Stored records
──────────────────────────────
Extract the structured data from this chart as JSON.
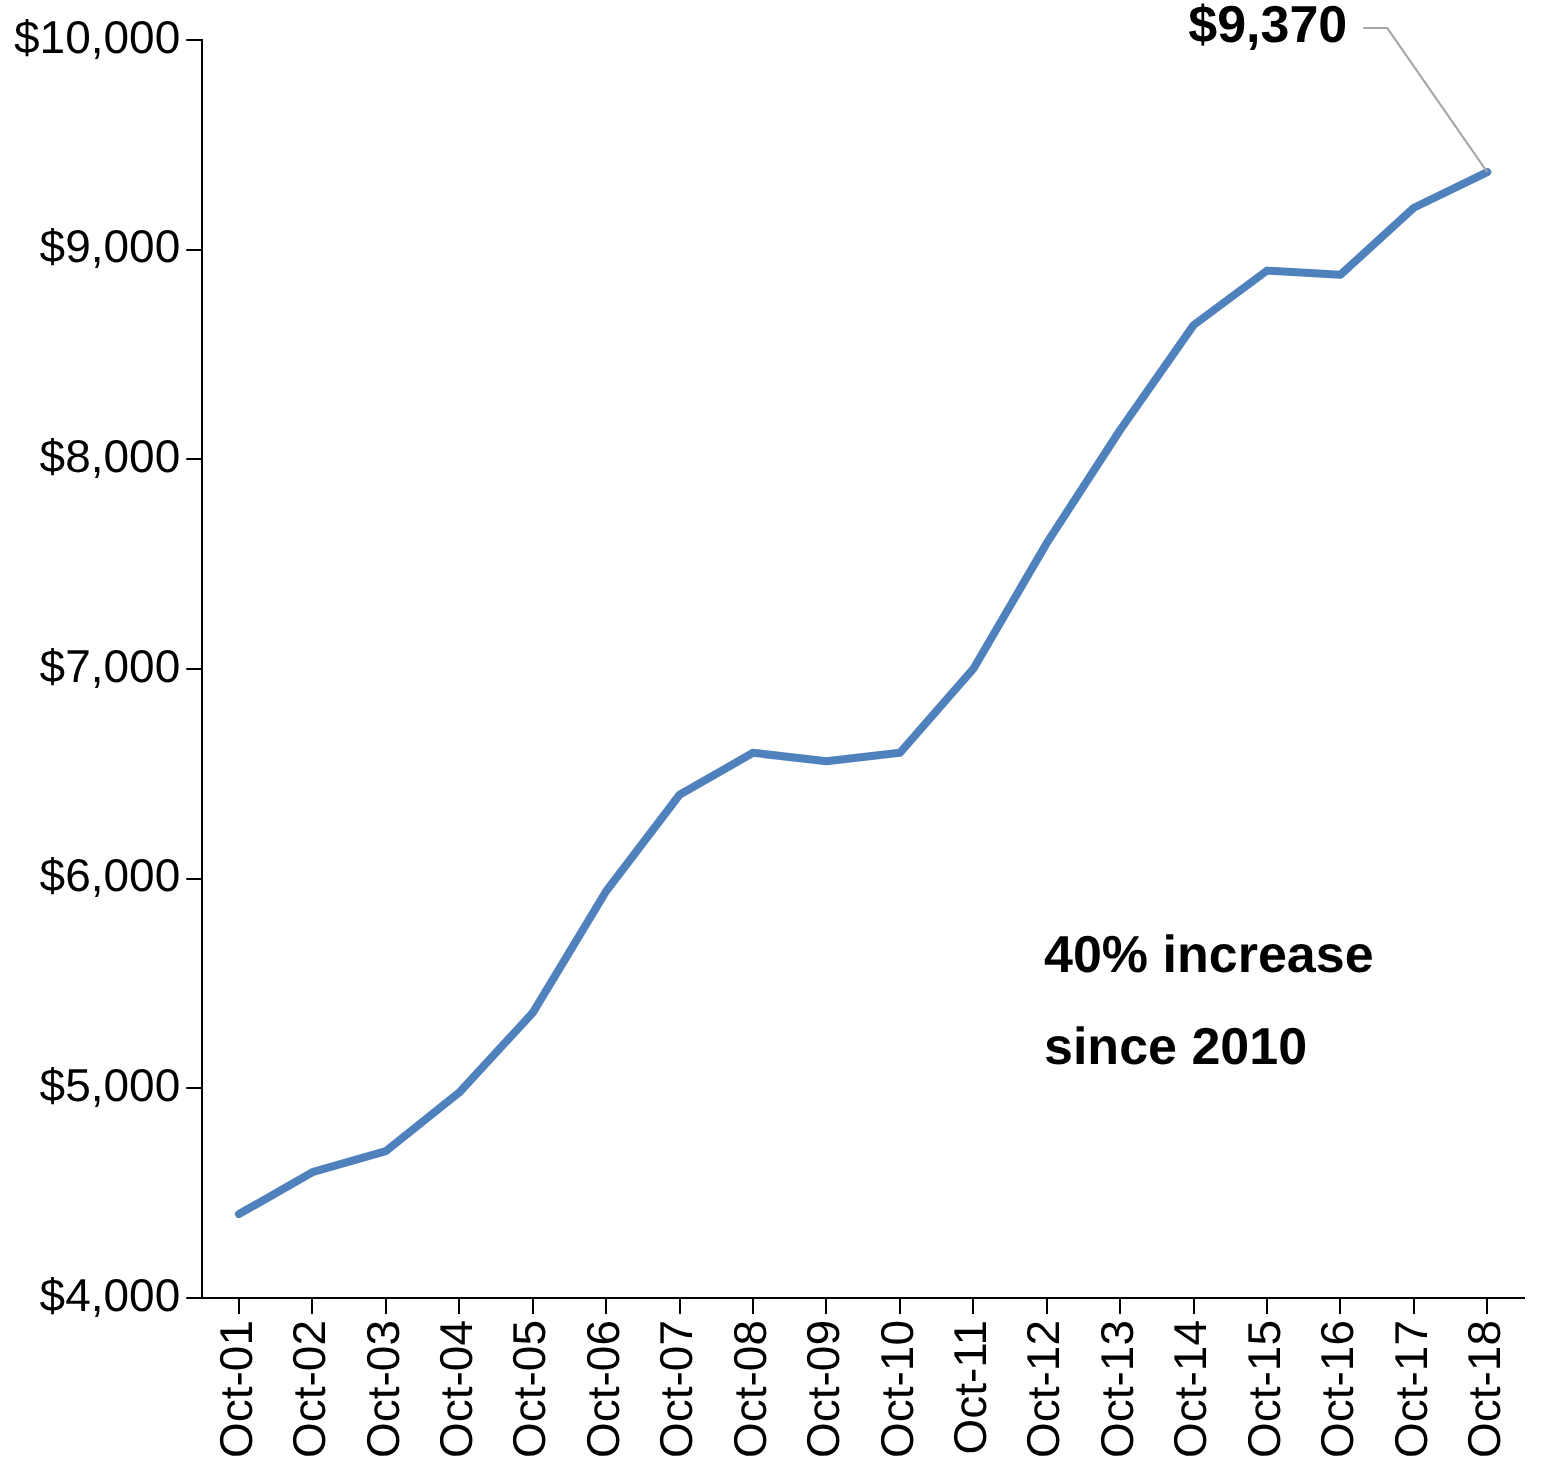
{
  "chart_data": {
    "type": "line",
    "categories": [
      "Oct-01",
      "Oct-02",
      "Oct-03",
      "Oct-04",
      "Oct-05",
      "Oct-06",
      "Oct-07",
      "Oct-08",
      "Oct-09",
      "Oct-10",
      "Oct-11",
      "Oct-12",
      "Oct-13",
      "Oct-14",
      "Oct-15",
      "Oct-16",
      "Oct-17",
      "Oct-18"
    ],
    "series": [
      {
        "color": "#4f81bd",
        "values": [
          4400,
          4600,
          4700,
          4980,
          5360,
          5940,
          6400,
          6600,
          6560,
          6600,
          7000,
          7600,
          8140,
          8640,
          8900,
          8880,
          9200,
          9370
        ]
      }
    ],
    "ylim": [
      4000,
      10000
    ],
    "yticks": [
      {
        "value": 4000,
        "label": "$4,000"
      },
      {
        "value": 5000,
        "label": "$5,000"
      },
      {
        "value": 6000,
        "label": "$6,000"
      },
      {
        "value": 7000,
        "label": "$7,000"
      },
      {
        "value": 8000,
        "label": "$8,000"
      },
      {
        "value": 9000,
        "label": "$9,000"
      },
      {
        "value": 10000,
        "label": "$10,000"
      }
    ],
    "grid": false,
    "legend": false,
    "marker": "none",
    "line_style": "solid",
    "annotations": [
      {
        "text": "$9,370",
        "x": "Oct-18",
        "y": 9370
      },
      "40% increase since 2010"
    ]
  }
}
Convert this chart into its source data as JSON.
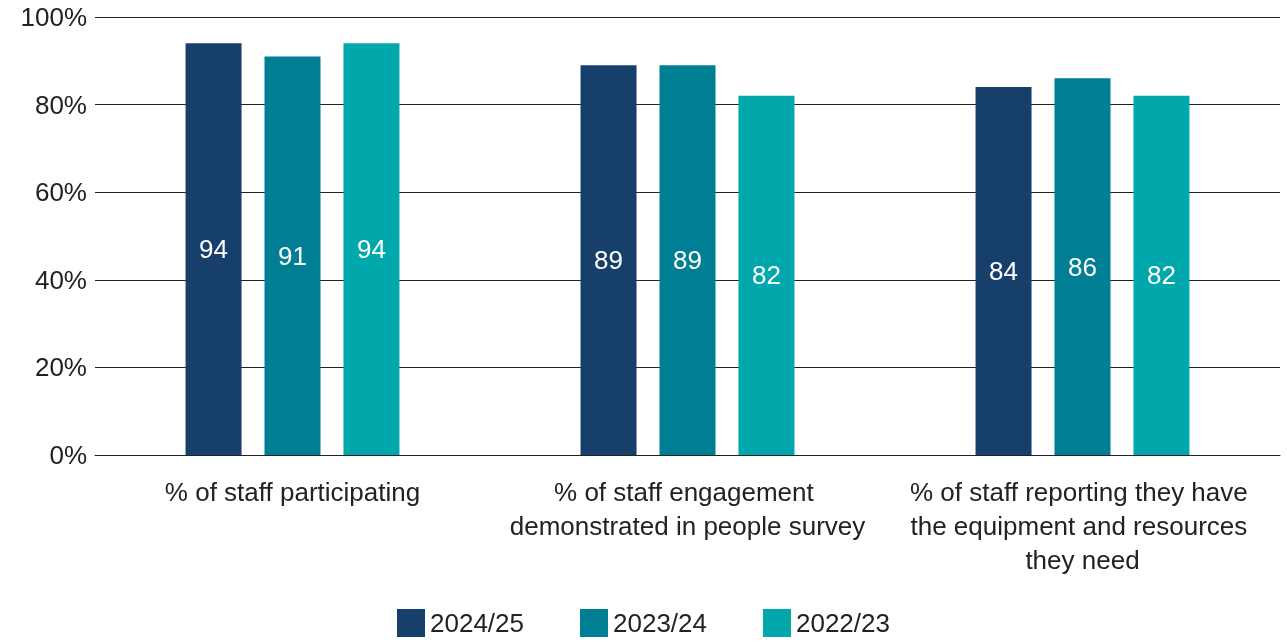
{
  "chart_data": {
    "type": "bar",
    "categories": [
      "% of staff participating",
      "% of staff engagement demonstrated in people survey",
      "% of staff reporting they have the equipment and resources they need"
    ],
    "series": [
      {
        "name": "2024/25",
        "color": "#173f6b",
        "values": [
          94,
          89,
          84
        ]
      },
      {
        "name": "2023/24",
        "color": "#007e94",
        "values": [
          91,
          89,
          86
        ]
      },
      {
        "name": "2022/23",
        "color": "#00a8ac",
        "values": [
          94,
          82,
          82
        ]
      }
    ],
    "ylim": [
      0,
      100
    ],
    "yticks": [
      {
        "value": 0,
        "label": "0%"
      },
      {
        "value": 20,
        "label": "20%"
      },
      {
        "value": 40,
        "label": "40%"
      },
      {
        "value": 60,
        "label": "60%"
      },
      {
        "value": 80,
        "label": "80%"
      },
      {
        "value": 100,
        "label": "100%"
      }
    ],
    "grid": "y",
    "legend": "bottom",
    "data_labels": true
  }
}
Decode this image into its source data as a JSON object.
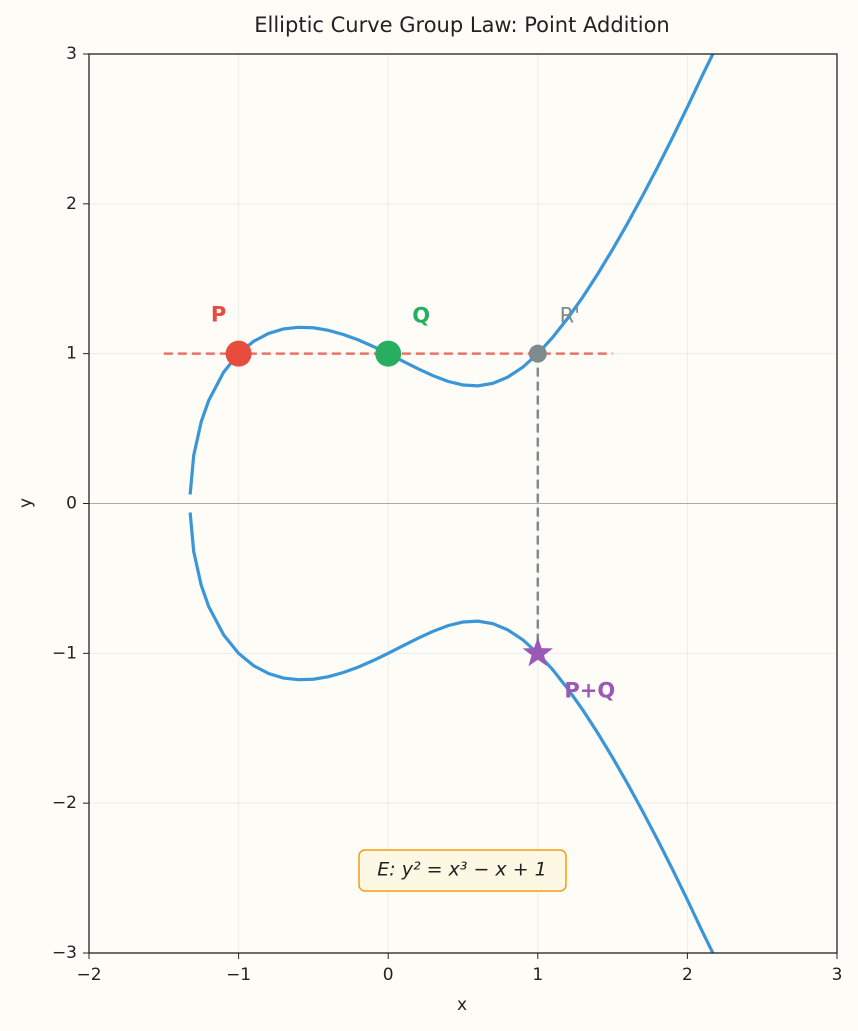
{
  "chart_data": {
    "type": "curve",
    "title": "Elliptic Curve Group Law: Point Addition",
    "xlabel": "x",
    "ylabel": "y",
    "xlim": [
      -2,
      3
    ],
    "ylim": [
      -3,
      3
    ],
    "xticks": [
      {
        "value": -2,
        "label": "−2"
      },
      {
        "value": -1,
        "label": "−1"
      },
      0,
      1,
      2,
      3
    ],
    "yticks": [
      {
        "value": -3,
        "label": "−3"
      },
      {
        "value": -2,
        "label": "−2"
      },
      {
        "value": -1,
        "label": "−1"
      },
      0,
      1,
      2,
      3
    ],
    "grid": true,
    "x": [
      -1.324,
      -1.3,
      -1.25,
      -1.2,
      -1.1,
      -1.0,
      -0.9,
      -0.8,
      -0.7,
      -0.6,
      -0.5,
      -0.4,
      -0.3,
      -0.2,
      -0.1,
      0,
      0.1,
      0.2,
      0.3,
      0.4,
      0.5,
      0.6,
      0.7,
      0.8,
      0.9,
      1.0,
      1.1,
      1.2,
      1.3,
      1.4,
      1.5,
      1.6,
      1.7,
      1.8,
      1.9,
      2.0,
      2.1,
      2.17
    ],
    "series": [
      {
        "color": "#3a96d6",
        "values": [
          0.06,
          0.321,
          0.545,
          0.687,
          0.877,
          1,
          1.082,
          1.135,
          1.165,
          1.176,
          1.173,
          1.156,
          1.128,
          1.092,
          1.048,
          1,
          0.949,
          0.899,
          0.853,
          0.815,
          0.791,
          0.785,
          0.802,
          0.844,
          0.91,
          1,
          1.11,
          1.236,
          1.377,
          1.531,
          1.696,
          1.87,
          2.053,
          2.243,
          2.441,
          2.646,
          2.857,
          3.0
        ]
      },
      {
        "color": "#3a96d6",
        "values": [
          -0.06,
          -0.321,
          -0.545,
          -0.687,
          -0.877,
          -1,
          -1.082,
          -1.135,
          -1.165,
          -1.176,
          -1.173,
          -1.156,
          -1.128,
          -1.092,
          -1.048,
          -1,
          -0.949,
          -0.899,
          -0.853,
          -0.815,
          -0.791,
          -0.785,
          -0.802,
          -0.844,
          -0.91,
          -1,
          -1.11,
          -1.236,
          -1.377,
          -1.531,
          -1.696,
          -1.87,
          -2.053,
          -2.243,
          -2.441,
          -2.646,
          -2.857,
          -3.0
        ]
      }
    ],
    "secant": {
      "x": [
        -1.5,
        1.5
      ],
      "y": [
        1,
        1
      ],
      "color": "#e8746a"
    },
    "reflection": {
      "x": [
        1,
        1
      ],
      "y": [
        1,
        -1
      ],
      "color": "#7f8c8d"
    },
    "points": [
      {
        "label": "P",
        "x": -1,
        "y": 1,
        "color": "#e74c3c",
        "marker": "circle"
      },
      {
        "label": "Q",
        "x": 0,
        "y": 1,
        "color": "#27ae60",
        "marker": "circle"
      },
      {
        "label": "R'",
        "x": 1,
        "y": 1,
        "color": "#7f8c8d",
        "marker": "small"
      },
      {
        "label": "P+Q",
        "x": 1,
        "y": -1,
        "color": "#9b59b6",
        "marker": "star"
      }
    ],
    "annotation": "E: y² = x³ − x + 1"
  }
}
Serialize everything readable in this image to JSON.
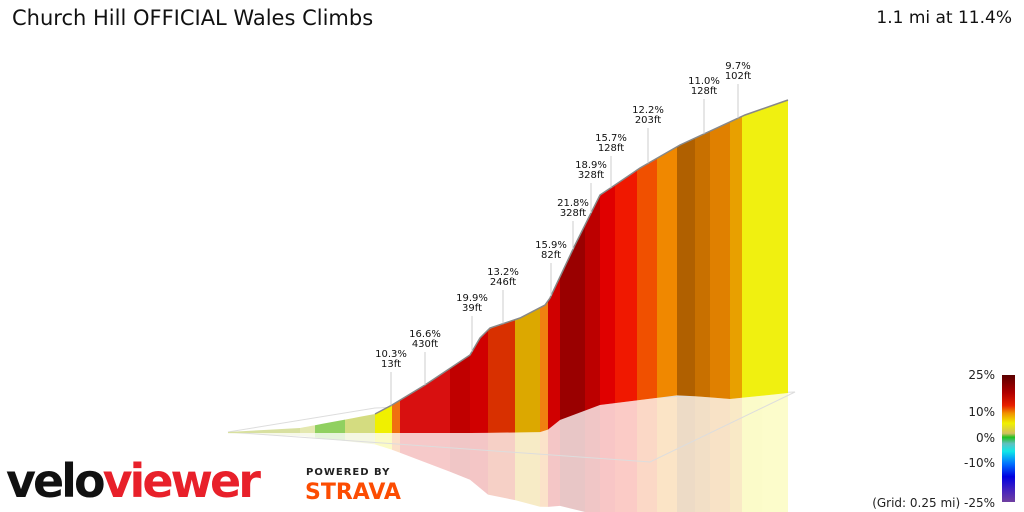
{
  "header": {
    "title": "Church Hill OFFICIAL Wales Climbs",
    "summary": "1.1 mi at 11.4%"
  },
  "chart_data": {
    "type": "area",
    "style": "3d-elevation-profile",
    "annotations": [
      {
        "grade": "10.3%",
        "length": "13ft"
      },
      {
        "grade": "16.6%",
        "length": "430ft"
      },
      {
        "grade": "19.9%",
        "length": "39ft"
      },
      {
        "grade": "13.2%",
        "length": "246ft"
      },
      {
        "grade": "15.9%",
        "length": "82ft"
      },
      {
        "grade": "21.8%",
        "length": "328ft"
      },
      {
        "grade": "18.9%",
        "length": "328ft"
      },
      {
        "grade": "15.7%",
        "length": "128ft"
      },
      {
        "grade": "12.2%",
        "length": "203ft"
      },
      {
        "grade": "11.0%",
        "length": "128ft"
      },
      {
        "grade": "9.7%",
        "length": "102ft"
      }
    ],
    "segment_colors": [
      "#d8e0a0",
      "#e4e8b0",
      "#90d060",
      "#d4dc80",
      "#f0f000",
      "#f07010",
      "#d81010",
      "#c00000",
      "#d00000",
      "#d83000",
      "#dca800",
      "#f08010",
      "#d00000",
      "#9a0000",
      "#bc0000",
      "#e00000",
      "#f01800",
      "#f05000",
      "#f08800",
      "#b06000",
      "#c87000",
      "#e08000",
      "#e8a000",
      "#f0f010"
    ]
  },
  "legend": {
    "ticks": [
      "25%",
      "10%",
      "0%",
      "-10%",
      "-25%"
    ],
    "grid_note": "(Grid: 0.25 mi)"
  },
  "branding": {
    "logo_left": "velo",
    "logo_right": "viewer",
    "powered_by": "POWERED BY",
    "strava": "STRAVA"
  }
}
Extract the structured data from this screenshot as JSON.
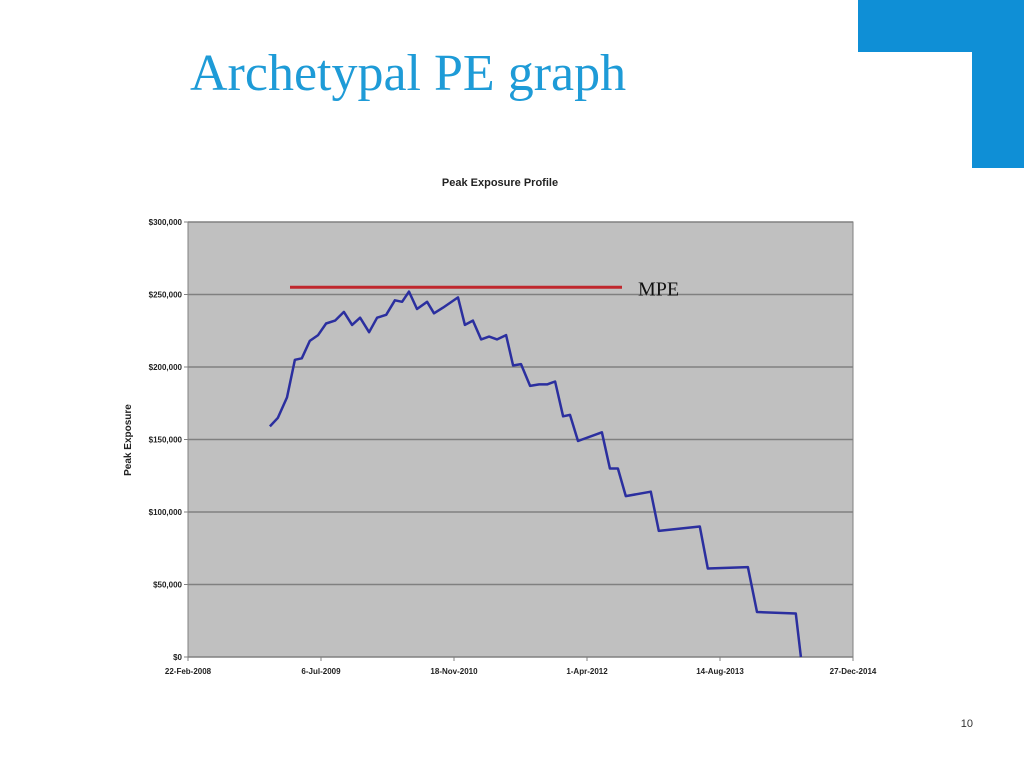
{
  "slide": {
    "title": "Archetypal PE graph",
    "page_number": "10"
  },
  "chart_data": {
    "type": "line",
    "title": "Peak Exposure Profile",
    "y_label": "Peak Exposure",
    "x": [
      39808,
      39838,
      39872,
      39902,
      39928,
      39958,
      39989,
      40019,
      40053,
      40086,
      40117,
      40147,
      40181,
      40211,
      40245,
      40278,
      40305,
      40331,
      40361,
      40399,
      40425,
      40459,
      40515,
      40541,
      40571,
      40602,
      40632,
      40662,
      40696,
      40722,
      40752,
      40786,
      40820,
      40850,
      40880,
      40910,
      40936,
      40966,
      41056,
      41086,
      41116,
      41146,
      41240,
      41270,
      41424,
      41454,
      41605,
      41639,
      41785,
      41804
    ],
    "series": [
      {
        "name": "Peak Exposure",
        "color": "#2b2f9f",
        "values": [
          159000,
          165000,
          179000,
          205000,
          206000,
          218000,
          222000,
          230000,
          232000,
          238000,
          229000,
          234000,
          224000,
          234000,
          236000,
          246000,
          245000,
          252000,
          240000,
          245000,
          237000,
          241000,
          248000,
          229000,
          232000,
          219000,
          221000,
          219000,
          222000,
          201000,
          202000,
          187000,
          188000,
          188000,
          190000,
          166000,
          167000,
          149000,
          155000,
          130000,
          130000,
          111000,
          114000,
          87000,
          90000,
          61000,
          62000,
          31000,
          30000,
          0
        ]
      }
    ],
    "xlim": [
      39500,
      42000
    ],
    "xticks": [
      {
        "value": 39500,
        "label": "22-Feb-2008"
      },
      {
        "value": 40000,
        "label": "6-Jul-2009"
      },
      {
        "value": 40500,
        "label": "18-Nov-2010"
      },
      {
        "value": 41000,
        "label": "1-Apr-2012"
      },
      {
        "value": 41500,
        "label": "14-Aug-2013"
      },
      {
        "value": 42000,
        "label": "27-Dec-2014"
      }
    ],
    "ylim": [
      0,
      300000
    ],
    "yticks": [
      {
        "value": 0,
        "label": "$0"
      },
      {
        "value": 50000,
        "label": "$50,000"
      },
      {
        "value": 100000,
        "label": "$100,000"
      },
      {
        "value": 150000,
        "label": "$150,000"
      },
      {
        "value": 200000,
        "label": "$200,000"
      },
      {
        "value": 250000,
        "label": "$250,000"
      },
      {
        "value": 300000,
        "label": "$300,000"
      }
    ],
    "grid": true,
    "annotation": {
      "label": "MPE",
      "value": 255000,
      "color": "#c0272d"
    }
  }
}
──────────────────────────────
_EXERCISE DETAILS_
Answer with one number: how many lines of the entries above include the word "length".

_COMPLETE RESPONSE_
11